**Exercise goal**
Search the data for the string "output" and extract every line where it appears.

==============================

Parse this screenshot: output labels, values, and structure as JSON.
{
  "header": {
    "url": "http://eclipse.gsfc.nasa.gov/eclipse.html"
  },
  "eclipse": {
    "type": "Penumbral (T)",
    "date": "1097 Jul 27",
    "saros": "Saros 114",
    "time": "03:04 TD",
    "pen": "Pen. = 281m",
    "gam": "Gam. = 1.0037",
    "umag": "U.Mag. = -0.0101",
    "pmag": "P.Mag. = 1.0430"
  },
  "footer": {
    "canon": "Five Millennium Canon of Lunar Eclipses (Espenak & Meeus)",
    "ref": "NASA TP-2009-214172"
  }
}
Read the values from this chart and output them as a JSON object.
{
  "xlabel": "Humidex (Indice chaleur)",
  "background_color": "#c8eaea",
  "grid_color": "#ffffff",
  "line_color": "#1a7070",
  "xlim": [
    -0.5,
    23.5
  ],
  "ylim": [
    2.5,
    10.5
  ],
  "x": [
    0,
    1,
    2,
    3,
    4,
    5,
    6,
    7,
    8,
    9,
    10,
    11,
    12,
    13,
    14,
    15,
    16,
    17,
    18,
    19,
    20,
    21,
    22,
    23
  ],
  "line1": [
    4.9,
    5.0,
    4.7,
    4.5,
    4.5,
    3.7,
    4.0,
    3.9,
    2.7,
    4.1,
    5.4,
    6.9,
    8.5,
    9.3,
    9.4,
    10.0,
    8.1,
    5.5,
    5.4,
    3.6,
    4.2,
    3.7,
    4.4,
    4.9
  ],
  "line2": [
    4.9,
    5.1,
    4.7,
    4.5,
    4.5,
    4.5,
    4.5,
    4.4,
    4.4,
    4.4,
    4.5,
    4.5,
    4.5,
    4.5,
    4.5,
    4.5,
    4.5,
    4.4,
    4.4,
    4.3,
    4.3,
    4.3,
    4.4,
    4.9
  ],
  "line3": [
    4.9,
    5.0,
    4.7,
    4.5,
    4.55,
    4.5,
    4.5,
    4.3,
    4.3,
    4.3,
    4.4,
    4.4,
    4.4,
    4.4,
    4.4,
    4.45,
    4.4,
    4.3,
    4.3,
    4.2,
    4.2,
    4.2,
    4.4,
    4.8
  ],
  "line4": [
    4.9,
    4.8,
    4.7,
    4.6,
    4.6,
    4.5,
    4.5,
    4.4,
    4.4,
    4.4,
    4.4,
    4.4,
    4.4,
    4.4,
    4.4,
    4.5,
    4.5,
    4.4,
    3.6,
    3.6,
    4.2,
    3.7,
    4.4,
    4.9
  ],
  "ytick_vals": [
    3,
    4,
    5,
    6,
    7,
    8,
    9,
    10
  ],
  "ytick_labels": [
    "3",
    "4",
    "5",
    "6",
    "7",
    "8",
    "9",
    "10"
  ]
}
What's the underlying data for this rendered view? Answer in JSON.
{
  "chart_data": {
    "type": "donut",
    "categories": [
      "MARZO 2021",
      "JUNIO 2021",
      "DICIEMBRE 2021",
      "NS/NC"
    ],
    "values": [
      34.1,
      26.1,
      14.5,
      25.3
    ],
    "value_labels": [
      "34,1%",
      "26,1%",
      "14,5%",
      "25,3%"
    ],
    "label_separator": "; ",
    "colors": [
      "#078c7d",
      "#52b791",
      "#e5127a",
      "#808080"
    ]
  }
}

==============================

**Solution for this task**
Parse this screenshot: output labels, values, and structure as JSON.
Read the values from this chart and output them as a JSON object.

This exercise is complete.